REQUIRED WORK:
Check each line of the listing, and copy it if it contains the word "screenshot".

SOURCE MATERIAL:
* * *

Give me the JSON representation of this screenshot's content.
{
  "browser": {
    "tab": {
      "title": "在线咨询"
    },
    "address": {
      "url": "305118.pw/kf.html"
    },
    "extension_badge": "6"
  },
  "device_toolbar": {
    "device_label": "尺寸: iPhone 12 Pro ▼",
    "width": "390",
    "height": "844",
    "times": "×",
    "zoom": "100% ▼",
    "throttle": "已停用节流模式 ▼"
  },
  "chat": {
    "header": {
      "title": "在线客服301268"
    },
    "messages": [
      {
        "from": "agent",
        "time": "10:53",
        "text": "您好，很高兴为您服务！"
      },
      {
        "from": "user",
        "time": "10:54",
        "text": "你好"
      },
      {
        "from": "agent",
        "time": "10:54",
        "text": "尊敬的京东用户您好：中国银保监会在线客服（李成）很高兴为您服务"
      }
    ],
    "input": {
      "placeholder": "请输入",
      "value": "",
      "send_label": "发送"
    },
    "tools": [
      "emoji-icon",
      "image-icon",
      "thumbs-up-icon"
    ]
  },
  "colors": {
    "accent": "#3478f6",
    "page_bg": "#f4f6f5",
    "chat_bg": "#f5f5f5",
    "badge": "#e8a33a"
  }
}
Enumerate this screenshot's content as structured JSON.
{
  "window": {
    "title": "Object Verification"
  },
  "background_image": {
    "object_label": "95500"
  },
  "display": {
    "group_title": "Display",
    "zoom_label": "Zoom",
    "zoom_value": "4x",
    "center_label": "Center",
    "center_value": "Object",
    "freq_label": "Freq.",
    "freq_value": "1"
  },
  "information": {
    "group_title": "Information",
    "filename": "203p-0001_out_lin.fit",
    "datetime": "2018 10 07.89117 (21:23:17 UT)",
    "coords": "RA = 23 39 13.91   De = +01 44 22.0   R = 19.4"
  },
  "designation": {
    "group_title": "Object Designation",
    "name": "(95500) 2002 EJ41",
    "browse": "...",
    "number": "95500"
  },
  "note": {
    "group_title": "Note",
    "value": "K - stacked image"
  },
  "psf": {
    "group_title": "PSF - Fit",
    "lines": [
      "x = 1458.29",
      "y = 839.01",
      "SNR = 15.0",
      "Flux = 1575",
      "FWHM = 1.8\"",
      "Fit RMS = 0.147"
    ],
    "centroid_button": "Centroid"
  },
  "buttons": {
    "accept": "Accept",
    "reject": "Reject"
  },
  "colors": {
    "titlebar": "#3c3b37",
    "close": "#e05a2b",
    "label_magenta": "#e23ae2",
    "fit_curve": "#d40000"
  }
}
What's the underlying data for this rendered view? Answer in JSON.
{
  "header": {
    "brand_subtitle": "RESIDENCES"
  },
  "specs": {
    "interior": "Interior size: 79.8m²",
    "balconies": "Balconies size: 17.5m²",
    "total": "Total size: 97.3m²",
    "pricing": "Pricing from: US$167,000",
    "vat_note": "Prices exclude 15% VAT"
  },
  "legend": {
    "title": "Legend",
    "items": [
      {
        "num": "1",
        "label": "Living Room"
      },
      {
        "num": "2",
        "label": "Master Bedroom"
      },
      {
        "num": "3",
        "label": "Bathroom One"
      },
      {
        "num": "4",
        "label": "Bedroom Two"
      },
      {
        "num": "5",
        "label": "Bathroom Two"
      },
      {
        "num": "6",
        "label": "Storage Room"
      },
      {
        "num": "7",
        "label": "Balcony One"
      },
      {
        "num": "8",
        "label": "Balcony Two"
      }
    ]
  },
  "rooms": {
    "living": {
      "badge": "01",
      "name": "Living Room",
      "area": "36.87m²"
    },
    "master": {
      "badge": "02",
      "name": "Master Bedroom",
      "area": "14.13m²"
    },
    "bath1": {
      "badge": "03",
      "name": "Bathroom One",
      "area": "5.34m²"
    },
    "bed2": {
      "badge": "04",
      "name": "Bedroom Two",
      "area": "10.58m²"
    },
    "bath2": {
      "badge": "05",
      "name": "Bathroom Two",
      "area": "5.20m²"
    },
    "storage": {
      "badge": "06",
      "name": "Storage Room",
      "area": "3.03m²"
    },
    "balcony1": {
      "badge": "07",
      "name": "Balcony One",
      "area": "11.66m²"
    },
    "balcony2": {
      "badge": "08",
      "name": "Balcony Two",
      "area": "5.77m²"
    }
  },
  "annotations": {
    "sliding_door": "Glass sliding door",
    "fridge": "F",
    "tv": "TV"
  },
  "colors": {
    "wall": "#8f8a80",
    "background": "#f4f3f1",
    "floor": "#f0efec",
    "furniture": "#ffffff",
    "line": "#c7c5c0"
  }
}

* * *

TASK RESULT:
Give me the JSON representation of this screenshot's content.
Enumerate this screenshot's content as structured JSON.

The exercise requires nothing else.